» **BRIEF**: From the listing, collect all lines containing the word "frac".

» **MATERIAL**:

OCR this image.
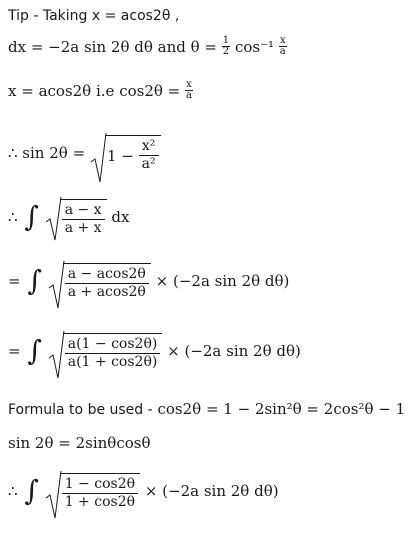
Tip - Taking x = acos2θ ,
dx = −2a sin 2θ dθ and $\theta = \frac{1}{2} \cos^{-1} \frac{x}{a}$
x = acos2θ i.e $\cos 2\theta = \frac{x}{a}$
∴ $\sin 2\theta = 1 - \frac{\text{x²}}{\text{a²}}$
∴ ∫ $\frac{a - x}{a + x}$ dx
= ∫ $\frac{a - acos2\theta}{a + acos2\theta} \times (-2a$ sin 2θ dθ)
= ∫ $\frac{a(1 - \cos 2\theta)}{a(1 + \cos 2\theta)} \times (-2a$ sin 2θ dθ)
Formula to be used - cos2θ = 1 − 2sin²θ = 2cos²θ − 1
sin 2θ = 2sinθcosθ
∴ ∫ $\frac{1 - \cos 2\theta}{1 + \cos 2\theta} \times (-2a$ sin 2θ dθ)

» **TASK SOLUTION**:
dx = −2a sin 2θ dθ and $\theta = \frac{1}{2} \cos^{-1} \frac{x}{a}$
x = acos2θ i.e $\cos 2\theta = \frac{x}{a}$
∴ $\sin 2\theta = 1 - \frac{\text{x²}}{\text{a²}}$
∴ ∫ $\frac{a - x}{a + x}$ dx
= ∫ $\frac{a - acos2\theta}{a + acos2\theta} \times (-2a$ sin 2θ dθ)
= ∫ $\frac{a(1 - \cos 2\theta)}{a(1 + \cos 2\theta)} \times (-2a$ sin 2θ dθ)
∴ ∫ $\frac{1 - \cos 2\theta}{1 + \cos 2\theta} \times (-2a$ sin 2θ dθ)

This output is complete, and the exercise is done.